▶ _Prompt_: Please retype the records below exactly, leaving out any pictures.

====

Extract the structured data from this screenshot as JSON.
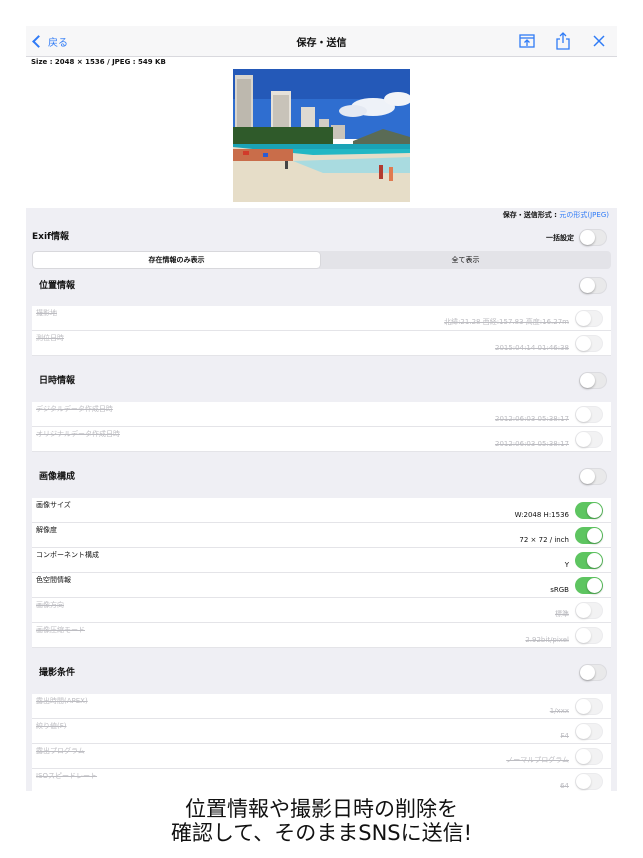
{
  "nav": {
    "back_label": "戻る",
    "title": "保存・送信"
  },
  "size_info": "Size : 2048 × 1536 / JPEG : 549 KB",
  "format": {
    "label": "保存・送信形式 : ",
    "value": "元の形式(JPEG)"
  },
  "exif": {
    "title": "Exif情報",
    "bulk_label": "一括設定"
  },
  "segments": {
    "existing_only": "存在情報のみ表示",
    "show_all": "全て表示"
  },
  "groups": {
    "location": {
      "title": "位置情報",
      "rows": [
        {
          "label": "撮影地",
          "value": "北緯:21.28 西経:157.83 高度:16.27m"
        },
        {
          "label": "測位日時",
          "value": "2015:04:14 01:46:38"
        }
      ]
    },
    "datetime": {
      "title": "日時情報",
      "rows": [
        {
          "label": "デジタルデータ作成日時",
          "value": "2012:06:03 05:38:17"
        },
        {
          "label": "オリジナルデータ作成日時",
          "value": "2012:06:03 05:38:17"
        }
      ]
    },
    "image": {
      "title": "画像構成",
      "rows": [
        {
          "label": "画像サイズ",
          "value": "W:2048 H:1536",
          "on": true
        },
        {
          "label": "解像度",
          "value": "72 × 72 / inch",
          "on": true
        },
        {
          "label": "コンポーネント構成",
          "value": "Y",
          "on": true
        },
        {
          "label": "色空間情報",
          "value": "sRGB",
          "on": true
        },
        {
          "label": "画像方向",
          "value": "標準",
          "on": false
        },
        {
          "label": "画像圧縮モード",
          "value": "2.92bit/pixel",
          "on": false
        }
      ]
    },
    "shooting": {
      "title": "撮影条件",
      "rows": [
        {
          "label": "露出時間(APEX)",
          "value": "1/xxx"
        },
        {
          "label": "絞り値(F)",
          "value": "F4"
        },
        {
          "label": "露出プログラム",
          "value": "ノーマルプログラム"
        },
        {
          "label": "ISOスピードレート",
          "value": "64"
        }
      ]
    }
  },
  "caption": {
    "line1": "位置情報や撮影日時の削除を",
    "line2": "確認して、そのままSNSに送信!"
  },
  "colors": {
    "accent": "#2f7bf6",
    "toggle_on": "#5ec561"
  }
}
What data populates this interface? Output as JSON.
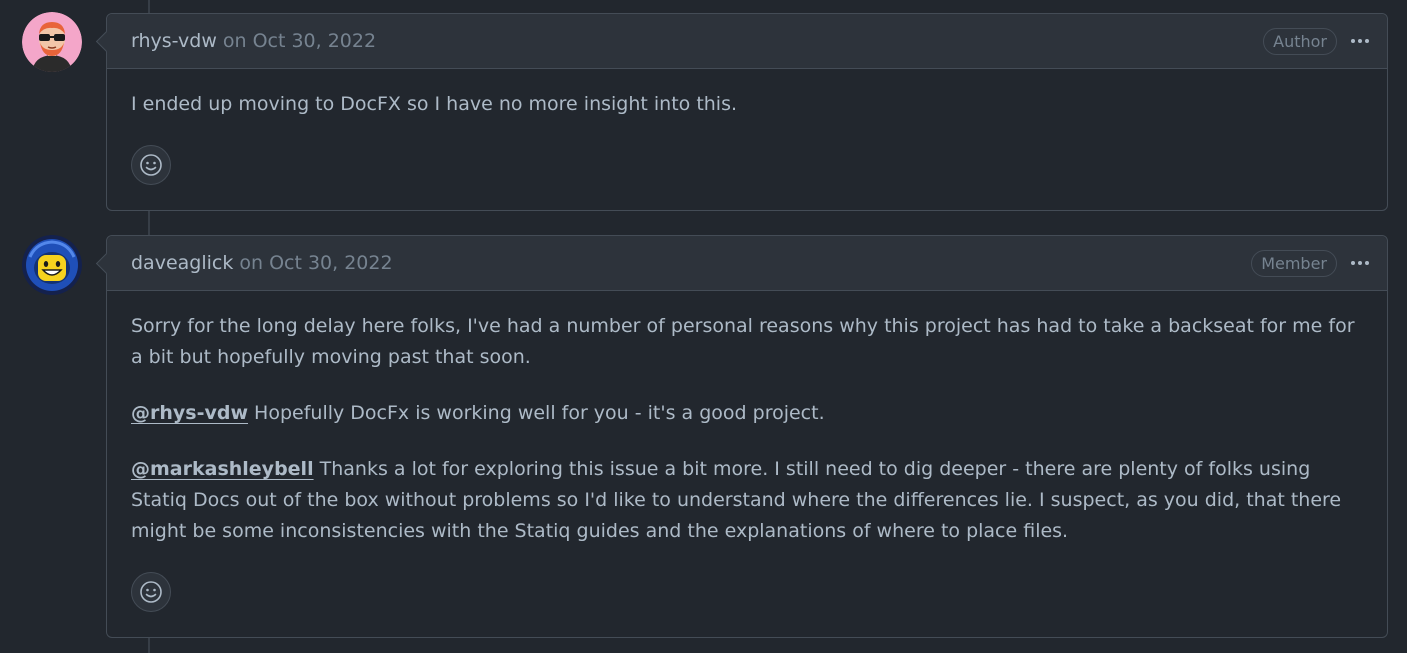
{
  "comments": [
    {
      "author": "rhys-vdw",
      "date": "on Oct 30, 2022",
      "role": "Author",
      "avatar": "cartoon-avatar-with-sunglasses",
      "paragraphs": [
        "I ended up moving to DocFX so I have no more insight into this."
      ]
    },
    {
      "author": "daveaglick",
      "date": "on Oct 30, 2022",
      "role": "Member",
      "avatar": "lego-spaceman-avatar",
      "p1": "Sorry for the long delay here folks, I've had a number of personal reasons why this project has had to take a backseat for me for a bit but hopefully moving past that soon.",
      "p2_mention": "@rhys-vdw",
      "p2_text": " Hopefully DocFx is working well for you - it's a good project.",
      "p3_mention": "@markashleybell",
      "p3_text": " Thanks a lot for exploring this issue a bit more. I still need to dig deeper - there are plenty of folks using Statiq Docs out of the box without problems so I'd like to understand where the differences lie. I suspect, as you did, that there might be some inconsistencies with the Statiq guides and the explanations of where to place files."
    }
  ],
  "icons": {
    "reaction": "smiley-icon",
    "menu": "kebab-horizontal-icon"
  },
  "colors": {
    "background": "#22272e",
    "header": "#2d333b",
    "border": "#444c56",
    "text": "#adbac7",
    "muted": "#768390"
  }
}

====

▶ _Problem solution_:
Extract the structured data from this screenshot as JSON.
{
  "nav": {
    "back_label": "戻る",
    "title": "保存・送信"
  },
  "size_info": "Size : 2048 × 1536 / JPEG : 549 KB",
  "format": {
    "label": "保存・送信形式 : ",
    "value": "元の形式(JPEG)"
  },
  "exif": {
    "title": "Exif情報",
    "bulk_label": "一括設定"
  },
  "segments": {
    "existing_only": "存在情報のみ表示",
    "show_all": "全て表示"
  },
  "groups": {
    "location": {
      "title": "位置情報",
      "rows": [
        {
          "label": "撮影地",
          "value": "北緯:21.28 西経:157.83 高度:16.27m"
        },
        {
          "label": "測位日時",
          "value": "2015:04:14 01:46:38"
        }
      ]
    },
    "datetime": {
      "title": "日時情報",
      "rows": [
        {
          "label": "デジタルデータ作成日時",
          "value": "2012:06:03 05:38:17"
        },
        {
          "label": "オリジナルデータ作成日時",
          "value": "2012:06:03 05:38:17"
        }
      ]
    },
    "image": {
      "title": "画像構成",
      "rows": [
        {
          "label": "画像サイズ",
          "value": "W:2048 H:1536",
          "on": true
        },
        {
          "label": "解像度",
          "value": "72 × 72 / inch",
          "on": true
        },
        {
          "label": "コンポーネント構成",
          "value": "Y",
          "on": true
        },
        {
          "label": "色空間情報",
          "value": "sRGB",
          "on": true
        },
        {
          "label": "画像方向",
          "value": "標準",
          "on": false
        },
        {
          "label": "画像圧縮モード",
          "value": "2.92bit/pixel",
          "on": false
        }
      ]
    },
    "shooting": {
      "title": "撮影条件",
      "rows": [
        {
          "label": "露出時間(APEX)",
          "value": "1/xxx"
        },
        {
          "label": "絞り値(F)",
          "value": "F4"
        },
        {
          "label": "露出プログラム",
          "value": "ノーマルプログラム"
        },
        {
          "label": "ISOスピードレート",
          "value": "64"
        }
      ]
    }
  },
  "caption": {
    "line1": "位置情報や撮影日時の削除を",
    "line2": "確認して、そのままSNSに送信!"
  },
  "colors": {
    "accent": "#2f7bf6",
    "toggle_on": "#5ec561"
  }
}
What data populates this interface? Output as JSON.
{
  "comments": [
    {
      "author": "rhys-vdw",
      "date": "on Oct 30, 2022",
      "role": "Author",
      "avatar": "cartoon-avatar-with-sunglasses",
      "paragraphs": [
        "I ended up moving to DocFX so I have no more insight into this."
      ]
    },
    {
      "author": "daveaglick",
      "date": "on Oct 30, 2022",
      "role": "Member",
      "avatar": "lego-spaceman-avatar",
      "p1": "Sorry for the long delay here folks, I've had a number of personal reasons why this project has had to take a backseat for me for a bit but hopefully moving past that soon.",
      "p2_mention": "@rhys-vdw",
      "p2_text": " Hopefully DocFx is working well for you - it's a good project.",
      "p3_mention": "@markashleybell",
      "p3_text": " Thanks a lot for exploring this issue a bit more. I still need to dig deeper - there are plenty of folks using Statiq Docs out of the box without problems so I'd like to understand where the differences lie. I suspect, as you did, that there might be some inconsistencies with the Statiq guides and the explanations of where to place files."
    }
  ],
  "icons": {
    "reaction": "smiley-icon",
    "menu": "kebab-horizontal-icon"
  },
  "colors": {
    "background": "#22272e",
    "header": "#2d333b",
    "border": "#444c56",
    "text": "#adbac7",
    "muted": "#768390"
  }
}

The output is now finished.